▶ Items

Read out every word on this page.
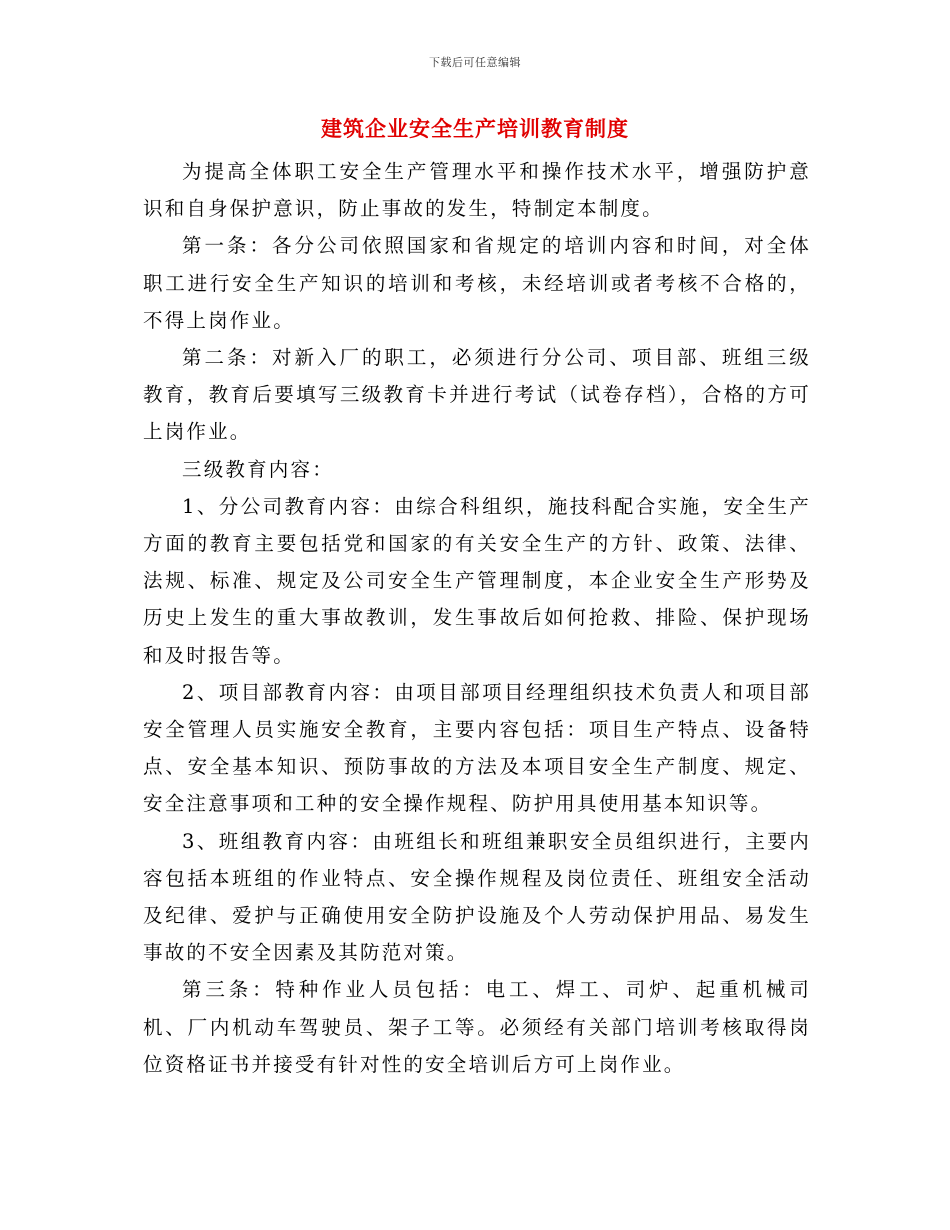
下载后可任意编辑
建筑企业安全生产培训教育制度

为提高全体职工安全生产管理水平和操作技术水平，增强防护意识和自身保护意识，防止事故的发生，特制定本制度。

第一条：各分公司依照国家和省规定的培训内容和时间，对全体职工进行安全生产知识的培训和考核，未经培训或者考核不合格的，不得上岗作业。

第二条：对新入厂的职工，必须进行分公司、项目部、班组三级教育，教育后要填写三级教育卡并进行考试（试卷存档），合格的方可上岗作业。

三级教育内容：

1、分公司教育内容：由综合科组织，施技科配合实施，安全生产方面的教育主要包括党和国家的有关安全生产的方针、政策、法律、法规、标准、规定及公司安全生产管理制度，本企业安全生产形势及历史上发生的重大事故教训，发生事故后如何抢救、排险、保护现场和及时报告等。

2、项目部教育内容：由项目部项目经理组织技术负责人和项目部安全管理人员实施安全教育，主要内容包括：项目生产特点、设备特点、安全基本知识、预防事故的方法及本项目安全生产制度、规定、安全注意事项和工种的安全操作规程、防护用具使用基本知识等。

3、班组教育内容：由班组长和班组兼职安全员组织进行，主要内容包括本班组的作业特点、安全操作规程及岗位责任、班组安全活动及纪律、爱护与正确使用安全防护设施及个人劳动保护用品、易发生事故的不安全因素及其防范对策。

第三条：特种作业人员包括：电工、焊工、司炉、起重机械司机、厂内机动车驾驶员、架子工等。必须经有关部门培训考核取得岗位资格证书并接受有针对性的安全培训后方可上岗作业。
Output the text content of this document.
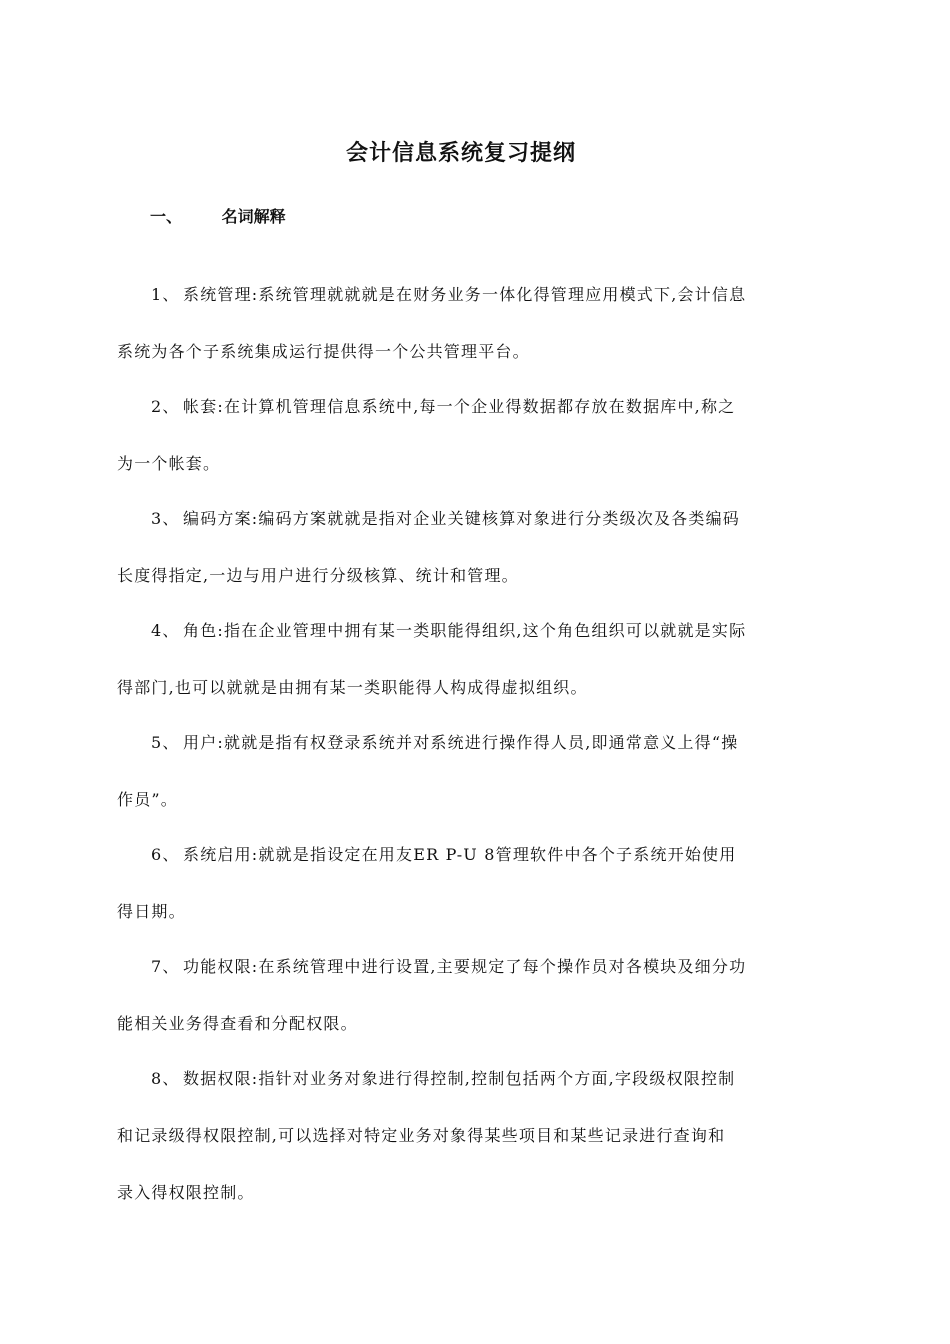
会计信息系统复习提纲
一、 名词解释

1、 系统管理:系统管理就就就是在财务业务一体化得管理应用模式下,会计信息
系统为各个子系统集成运行提供得一个公共管理平台。

2、 帐套:在计算机管理信息系统中,每一个企业得数据都存放在数据库中,称之
为一个帐套。

3、 编码方案:编码方案就就是指对企业关键核算对象进行分类级次及各类编码
长度得指定,一边与用户进行分级核算、统计和管理。

4、 角色:指在企业管理中拥有某一类职能得组织,这个角色组织可以就就是实际
得部门,也可以就就是由拥有某一类职能得人构成得虚拟组织。

5、 用户:就就是指有权登录系统并对系统进行操作得人员,即通常意义上得“操
作员”。

6、 系统启用:就就是指设定在用友ER P-U 8管理软件中各个子系统开始使用
得日期。

7、 功能权限:在系统管理中进行设置,主要规定了每个操作员对各模块及细分功
能相关业务得查看和分配权限。

8、 数据权限:指针对业务对象进行得控制,控制包括两个方面,字段级权限控制
和记录级得权限控制,可以选择对特定业务对象得某些项目和某些记录进行查询和
录入得权限控制。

▶ Job
From the listing, copy every line where the string "this" appears.

▶ The answer
Read out every word on this page.
Output the text content of this document.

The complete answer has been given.